* Challenge 1
List everything the passage headed "Technical Approach" says the authors propose or present.

* Selected text
>> begin
Technical Approach

The majority of learning-based semantic segmentation methods are optimized for daytime scenarios and favorable lighting conditions. Real-world driving scenarios, however, entail adverse environmental conditions such as nighttime illumination or glare which remain a challenge for existing approaches. In this work, we propose a multimodal semantic segmentation model that can be applied during daytime and nighttime. To this end, besides RGB images, we leverage thermal images, making our network significantly more robust. We avoid the expensive annotation of nighttime images by leveraging an existing daytime RGB-dataset and propose a teacher-student training approach that transfers the dataset's knowledge to the nighttime domain. We further employ a domain adaptation method to align the learned feature spaces across the domains and propose a novel two-stage training scheme. Furthermore, due to a lack of thermal data for autonomous driving, we present a new dataset comprising over 20,000 time-synchronized and aligned RGB-thermal image pairs. In this context, we also present a novel target-less calibration method that allows for automatic robust extrinsic and intrinsic thermal camera calibration. Among others, we employ our new dataset to show state-of-the-art results for nighttime semantic segmentation.
>> end
* Raw records
>> begin
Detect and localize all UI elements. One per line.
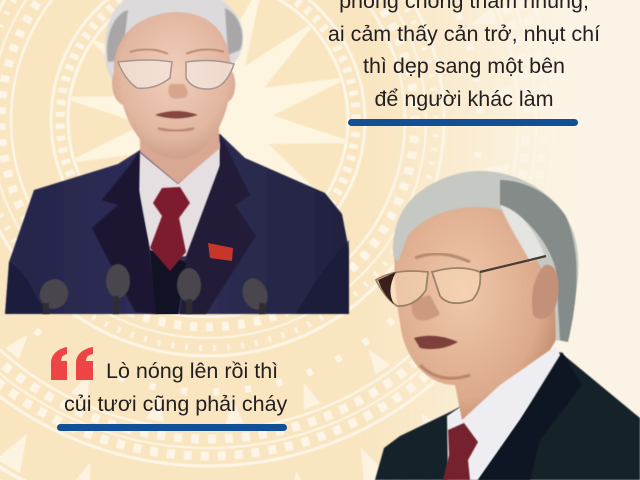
quote text: top: ai cảm thấy cản trở, nhụt chí [328, 22, 600, 46]
icon: red quotation mark [51, 347, 93, 380]
divider: bottom quote underline [57, 424, 287, 431]
quote text: top: để người khác làm [374, 87, 554, 111]
quote text: top: thì dẹp sang một bên [363, 54, 565, 78]
quote text: bottom: Lò nóng lên rồi thì [106, 359, 278, 383]
quote text: bottom: củi tươi cũng phải cháy [64, 392, 287, 416]
divider: top quote underline [348, 119, 578, 126]
quote text: bottom [64, 359, 288, 416]
quote text: top [328, 0, 600, 111]
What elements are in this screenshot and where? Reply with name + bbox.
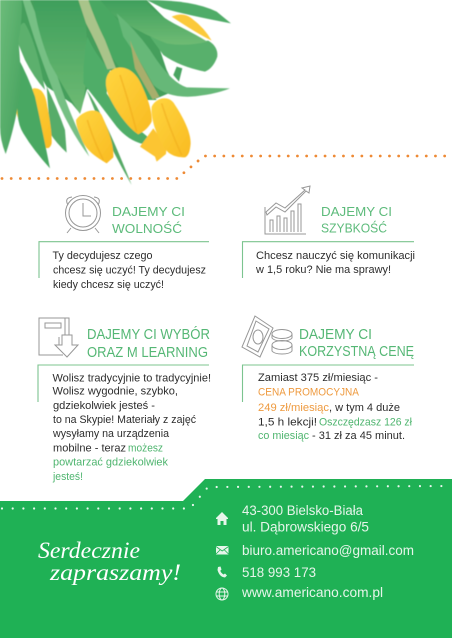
heading: szybkość bbox=[321, 204, 392, 236]
heading: cena: DAJEMY CI bbox=[299, 326, 372, 343]
greeting: zapraszamy! bbox=[49, 560, 181, 585]
text: wybór: wysyłamy na urządzenia bbox=[52, 428, 169, 440]
text: wybór: to na Skypie! Materiały z zajęć bbox=[53, 414, 197, 426]
text: cena bbox=[258, 372, 413, 442]
greeting bbox=[38, 538, 181, 585]
text: wolność: Ty decydujesz czego bbox=[52, 250, 153, 262]
rule: wolność bbox=[39, 242, 209, 278]
heading: wybór bbox=[87, 326, 210, 361]
icon: phone bbox=[218, 566, 227, 578]
white dotted divider bbox=[2, 486, 452, 508]
text: wybór bbox=[52, 372, 211, 483]
text: cena: 1,5 h lekcji! bbox=[258, 417, 317, 429]
text: wolność: chcesz się uczyć! Ty decydujesz bbox=[53, 264, 206, 276]
website: www.americano.com.pl bbox=[241, 585, 383, 600]
heading: wybór: ORAZ M LEARNING bbox=[87, 344, 208, 361]
text: wybór: możesz bbox=[128, 443, 163, 455]
text: wolność: kiedy chcesz się uczyć! bbox=[53, 279, 164, 291]
email: biuro.americano@gmail.com bbox=[242, 543, 414, 558]
text: cena: - 31 zł za 45 minut. bbox=[312, 430, 405, 442]
icon: envelope bbox=[216, 546, 228, 554]
panel: szybkość bbox=[242, 186, 415, 278]
heading: wybór: DAJEMY CI WYBÓR bbox=[87, 326, 210, 343]
panel: wybór bbox=[38, 318, 211, 483]
text: wybór: gdziekolwiek jesteś - bbox=[53, 400, 155, 412]
icon: rising chart bbox=[265, 186, 310, 234]
icon: document download bbox=[39, 318, 78, 357]
heading: wolność bbox=[112, 204, 185, 236]
heading: cena: KORZYSTNĄ CENĘ bbox=[299, 343, 414, 360]
greeting: Serdecznie bbox=[38, 538, 140, 563]
rule: szybkość bbox=[242, 242, 414, 278]
icon: banknote and coins bbox=[242, 316, 292, 357]
panel: wolność bbox=[39, 196, 209, 291]
text: wybór: Wolisz wygodnie, szybko, bbox=[52, 386, 178, 398]
footer band bbox=[0, 479, 452, 638]
orange dotted divider bbox=[2, 156, 452, 178]
icon: alarm clock bbox=[66, 196, 100, 233]
photo: yellow tulips bbox=[0, 0, 231, 185]
text: wybór: powtarzać gdziekolwiek bbox=[53, 457, 169, 469]
text: cena: 249 zł/miesiąc bbox=[258, 402, 330, 414]
phone: 518 993 173 bbox=[242, 565, 316, 580]
heading: wolność: DAJEMY CI bbox=[112, 204, 185, 219]
panel: cena bbox=[242, 316, 414, 442]
text: wolność bbox=[52, 250, 206, 291]
text: cena: , w tym 4 duże bbox=[329, 402, 400, 414]
address: ul. Dąbrowskiego 6/5 bbox=[242, 520, 369, 535]
icon: home bbox=[216, 512, 228, 525]
heading: wolność: WOLNOŚĆ bbox=[112, 221, 182, 236]
heading: szybkość: DAJEMY CI bbox=[321, 204, 392, 219]
text: szybkość: Chcesz nauczyć się komunikacji bbox=[256, 250, 415, 262]
icon: globe bbox=[216, 588, 228, 600]
text: wybór: mobilne - teraz bbox=[53, 443, 126, 455]
text: cena: co miesiąc bbox=[258, 430, 310, 442]
rule: wybór bbox=[38, 365, 209, 402]
text: szybkość bbox=[255, 250, 415, 276]
address: 43-300 Bielsko-Biała bbox=[242, 503, 363, 518]
heading: cena bbox=[299, 326, 414, 360]
text: cena: CENA PROMOCYJNA bbox=[258, 387, 360, 399]
address bbox=[242, 503, 369, 535]
text: wybór: Wolisz tradycyjnie to tradycyjnie! bbox=[52, 372, 211, 384]
text: wybór: jesteś! bbox=[52, 471, 83, 483]
rule: cena bbox=[242, 365, 414, 402]
heading: szybkość: SZYBKOŚĆ bbox=[321, 221, 387, 236]
text: szybkość: w 1,5 roku? Nie ma sprawy! bbox=[255, 264, 391, 276]
text: cena: Zamiast 375 zł/miesiąc - bbox=[258, 372, 378, 384]
text: cena: Oszczędzasz 126 zł bbox=[319, 417, 413, 429]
>> end
* Challenge 2
Reproduce the records from the line with "heading: szybkość bbox=[321, 204, 392, 236]" to the line with "email: biuro.americano@gmail.com bbox=[242, 543, 414, 558]", both lines included.

* Task solution 1
- A multimodal semantic segmentation model that can be applied during daytime and nighttime
- A teacher-student training approach that transfers the daytime dataset's knowledge to the nighttime domain
- A novel two-stage training scheme
- A new dataset of over 20,000 time-synchronized and aligned RGB-thermal image pairs
- A novel target-less calibration method for automatic robust extrinsic and intrinsic thermal camera calibration

* Task solution 2
heading: szybkość bbox=[321, 204, 392, 236]
heading: cena: DAJEMY CI bbox=[299, 326, 372, 343]
greeting: zapraszamy! bbox=[49, 560, 181, 585]
text: wybór: wysyłamy na urządzenia bbox=[52, 428, 169, 440]
text: wybór: to na Skypie! Materiały z zajęć bbox=[53, 414, 197, 426]
text: cena bbox=[258, 372, 413, 442]
greeting bbox=[38, 538, 181, 585]
text: wolność: Ty decydujesz czego bbox=[52, 250, 153, 262]
rule: wolność bbox=[39, 242, 209, 278]
heading: wybór bbox=[87, 326, 210, 361]
icon: phone bbox=[218, 566, 227, 578]
white dotted divider bbox=[2, 486, 452, 508]
text: wybór bbox=[52, 372, 211, 483]
text: cena: 1,5 h lekcji! bbox=[258, 417, 317, 429]
text: wolność: chcesz się uczyć! Ty decydujesz bbox=[53, 264, 206, 276]
website: www.americano.com.pl bbox=[241, 585, 383, 600]
heading: wybór: ORAZ M LEARNING bbox=[87, 344, 208, 361]
text: wybór: możesz bbox=[128, 443, 163, 455]
text: wolność: kiedy chcesz się uczyć! bbox=[53, 279, 164, 291]
email: biuro.americano@gmail.com bbox=[242, 543, 414, 558]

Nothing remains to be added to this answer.